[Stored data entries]
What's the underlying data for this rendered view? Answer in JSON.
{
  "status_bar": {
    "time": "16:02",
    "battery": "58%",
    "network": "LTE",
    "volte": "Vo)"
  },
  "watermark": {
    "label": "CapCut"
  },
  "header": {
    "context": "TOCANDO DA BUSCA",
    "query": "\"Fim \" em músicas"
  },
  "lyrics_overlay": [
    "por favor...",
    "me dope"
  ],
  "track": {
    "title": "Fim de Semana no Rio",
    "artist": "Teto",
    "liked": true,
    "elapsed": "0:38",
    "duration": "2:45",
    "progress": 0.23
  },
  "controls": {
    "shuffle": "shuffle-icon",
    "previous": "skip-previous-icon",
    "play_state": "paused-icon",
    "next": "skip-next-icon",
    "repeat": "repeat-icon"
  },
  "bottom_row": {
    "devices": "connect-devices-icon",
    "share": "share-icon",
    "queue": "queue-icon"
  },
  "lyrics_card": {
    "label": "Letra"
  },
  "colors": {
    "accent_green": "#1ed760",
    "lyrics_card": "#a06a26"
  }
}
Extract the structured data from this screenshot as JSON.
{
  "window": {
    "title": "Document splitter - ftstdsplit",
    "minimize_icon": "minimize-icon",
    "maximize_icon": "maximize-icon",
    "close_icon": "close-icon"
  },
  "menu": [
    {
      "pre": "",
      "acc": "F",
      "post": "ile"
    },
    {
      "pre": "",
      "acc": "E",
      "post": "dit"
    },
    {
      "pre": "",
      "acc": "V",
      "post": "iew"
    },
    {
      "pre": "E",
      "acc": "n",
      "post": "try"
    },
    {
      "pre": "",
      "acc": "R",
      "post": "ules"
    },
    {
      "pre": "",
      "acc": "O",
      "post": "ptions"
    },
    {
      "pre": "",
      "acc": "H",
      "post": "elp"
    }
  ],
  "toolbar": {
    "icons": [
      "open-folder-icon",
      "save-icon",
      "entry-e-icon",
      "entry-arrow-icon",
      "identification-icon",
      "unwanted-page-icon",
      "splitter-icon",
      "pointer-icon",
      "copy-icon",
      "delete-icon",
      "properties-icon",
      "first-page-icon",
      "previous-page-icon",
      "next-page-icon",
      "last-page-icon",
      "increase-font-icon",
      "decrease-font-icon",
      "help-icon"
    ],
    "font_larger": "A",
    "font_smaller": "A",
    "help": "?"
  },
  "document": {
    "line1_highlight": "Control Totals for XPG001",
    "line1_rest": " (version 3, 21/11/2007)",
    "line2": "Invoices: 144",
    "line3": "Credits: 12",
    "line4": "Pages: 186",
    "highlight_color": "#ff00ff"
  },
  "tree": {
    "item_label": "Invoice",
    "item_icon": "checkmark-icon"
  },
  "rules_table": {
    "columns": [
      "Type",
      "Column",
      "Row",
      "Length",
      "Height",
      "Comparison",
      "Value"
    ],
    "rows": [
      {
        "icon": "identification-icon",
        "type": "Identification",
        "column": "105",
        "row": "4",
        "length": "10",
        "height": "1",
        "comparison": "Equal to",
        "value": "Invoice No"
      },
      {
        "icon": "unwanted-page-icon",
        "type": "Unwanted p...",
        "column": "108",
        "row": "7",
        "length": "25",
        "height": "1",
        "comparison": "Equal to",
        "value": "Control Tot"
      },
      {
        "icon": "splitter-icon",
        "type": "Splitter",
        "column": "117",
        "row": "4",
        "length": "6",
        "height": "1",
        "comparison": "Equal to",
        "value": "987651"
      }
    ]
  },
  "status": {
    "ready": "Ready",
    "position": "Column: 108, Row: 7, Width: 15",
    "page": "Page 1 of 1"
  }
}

Short exercise => Look through the data above. Find each line with the string "this" and copy it.

Full solution =>
What's the underlying data for this rendered view? Answer in JSON.
Extract the structured data from this screenshot as JSON.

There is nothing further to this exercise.